DATASET RECORDS start

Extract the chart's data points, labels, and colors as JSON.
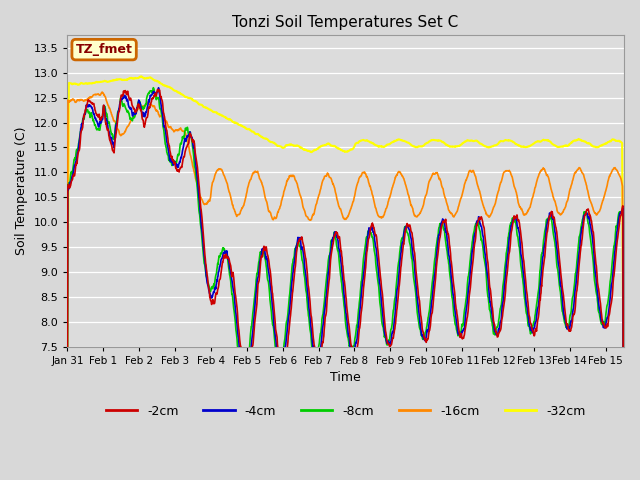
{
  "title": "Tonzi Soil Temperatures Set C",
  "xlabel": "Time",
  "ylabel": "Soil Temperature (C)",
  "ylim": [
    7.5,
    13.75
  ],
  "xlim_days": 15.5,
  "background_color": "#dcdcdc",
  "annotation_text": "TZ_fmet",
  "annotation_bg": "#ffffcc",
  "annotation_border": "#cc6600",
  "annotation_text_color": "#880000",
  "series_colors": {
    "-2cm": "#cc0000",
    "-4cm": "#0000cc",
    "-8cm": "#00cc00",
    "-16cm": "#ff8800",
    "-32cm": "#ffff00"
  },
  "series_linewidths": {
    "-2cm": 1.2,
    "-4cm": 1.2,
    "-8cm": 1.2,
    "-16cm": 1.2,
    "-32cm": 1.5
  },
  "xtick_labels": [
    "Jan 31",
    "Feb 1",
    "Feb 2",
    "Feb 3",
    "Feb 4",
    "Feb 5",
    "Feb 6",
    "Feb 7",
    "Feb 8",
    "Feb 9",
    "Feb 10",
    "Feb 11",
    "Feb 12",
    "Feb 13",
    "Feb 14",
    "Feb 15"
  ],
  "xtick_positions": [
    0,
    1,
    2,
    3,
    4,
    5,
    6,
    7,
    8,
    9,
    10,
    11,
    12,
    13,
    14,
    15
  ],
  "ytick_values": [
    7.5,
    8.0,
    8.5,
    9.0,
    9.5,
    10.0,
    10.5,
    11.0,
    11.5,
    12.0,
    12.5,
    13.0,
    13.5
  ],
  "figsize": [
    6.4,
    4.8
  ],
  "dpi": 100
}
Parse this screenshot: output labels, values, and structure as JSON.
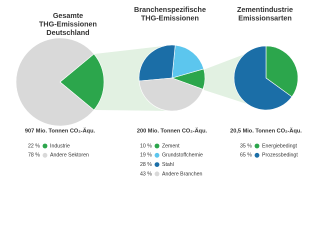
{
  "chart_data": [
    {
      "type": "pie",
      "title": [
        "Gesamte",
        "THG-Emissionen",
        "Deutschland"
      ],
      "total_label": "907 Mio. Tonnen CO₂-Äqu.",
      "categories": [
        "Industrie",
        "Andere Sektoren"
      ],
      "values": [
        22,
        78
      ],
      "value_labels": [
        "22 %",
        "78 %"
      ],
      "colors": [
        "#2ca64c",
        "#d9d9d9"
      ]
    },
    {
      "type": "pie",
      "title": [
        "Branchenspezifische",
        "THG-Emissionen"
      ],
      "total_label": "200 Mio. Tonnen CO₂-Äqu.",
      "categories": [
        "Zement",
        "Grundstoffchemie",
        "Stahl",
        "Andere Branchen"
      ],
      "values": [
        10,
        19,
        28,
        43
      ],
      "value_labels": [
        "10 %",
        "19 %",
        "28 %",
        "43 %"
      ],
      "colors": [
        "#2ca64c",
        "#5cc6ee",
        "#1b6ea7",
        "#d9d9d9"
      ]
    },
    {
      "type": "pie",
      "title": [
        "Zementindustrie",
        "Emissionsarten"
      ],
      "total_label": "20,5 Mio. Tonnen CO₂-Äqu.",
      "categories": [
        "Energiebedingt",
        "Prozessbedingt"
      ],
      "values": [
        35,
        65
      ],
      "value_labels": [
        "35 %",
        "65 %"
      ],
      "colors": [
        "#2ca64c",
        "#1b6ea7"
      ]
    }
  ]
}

DATASET RECORDS end
DATASET RECORDS start

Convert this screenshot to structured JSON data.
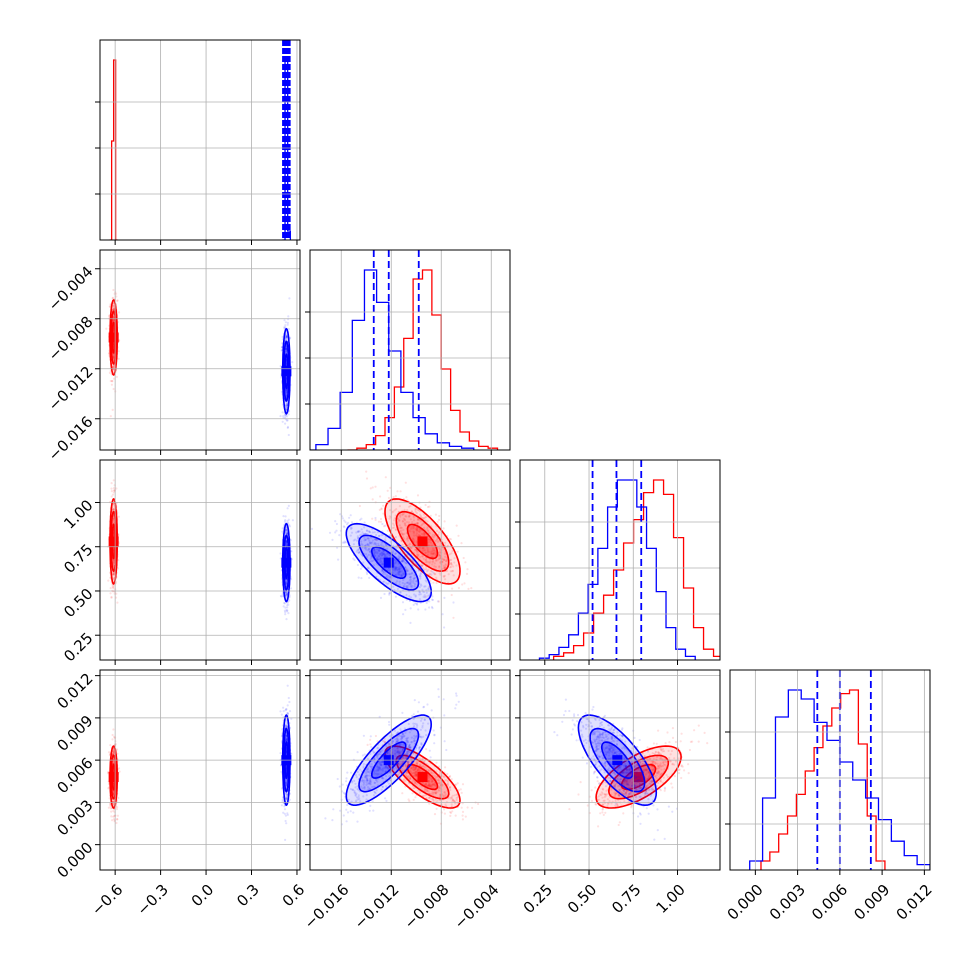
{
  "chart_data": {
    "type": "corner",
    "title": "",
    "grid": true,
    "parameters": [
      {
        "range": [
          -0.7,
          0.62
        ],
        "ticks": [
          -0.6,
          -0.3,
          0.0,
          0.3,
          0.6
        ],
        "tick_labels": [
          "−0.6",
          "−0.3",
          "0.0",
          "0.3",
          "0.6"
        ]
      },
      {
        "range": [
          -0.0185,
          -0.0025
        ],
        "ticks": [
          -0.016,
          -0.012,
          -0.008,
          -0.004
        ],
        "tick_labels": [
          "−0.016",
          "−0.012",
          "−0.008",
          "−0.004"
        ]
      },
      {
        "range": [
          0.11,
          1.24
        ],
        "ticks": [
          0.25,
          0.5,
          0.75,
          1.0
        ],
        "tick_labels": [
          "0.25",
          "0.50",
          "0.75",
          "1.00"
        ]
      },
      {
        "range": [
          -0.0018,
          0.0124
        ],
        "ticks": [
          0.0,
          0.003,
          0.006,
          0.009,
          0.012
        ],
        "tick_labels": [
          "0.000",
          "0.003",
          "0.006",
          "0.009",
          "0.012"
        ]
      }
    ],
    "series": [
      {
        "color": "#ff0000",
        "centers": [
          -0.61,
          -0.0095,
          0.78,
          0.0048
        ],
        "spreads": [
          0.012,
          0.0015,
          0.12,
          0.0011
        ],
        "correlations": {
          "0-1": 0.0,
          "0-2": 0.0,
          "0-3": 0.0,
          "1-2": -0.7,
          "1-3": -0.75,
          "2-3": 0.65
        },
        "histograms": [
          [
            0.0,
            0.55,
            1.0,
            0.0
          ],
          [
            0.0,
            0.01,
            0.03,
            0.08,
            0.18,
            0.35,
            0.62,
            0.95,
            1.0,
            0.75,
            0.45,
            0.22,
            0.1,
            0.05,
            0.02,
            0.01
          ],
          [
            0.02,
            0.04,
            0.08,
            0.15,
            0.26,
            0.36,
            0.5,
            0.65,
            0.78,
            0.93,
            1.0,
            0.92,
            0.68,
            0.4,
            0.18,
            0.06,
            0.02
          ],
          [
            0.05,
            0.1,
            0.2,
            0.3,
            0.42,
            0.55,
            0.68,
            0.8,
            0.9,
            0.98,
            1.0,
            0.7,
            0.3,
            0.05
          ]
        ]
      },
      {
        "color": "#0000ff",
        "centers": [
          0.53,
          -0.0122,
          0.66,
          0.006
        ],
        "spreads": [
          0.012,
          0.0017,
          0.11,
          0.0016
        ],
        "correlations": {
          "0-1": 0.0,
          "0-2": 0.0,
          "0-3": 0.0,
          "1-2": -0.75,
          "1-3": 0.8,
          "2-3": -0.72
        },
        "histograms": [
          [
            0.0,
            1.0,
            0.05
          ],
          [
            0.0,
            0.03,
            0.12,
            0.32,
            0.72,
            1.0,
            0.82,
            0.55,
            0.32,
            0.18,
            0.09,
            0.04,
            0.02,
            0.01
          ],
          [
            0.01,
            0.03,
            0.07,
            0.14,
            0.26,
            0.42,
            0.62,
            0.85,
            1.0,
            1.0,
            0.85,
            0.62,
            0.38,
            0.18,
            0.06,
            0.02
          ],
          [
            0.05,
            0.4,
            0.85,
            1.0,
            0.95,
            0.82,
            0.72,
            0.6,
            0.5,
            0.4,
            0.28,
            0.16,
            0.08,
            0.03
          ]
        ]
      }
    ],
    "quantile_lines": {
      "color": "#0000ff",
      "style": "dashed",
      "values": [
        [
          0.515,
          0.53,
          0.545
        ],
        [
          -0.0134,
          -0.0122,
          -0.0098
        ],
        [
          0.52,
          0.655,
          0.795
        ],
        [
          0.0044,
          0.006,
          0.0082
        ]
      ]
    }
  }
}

DATASET RECORDS end

__WHAT THE TASK REQUIRES__
Pick out the lines containing the string "Soil".

__RESULT OF THE TASK__
  "title": "Tonzi Soil Temperatures Set C",
  "ylabel": "Soil Temperature (C)",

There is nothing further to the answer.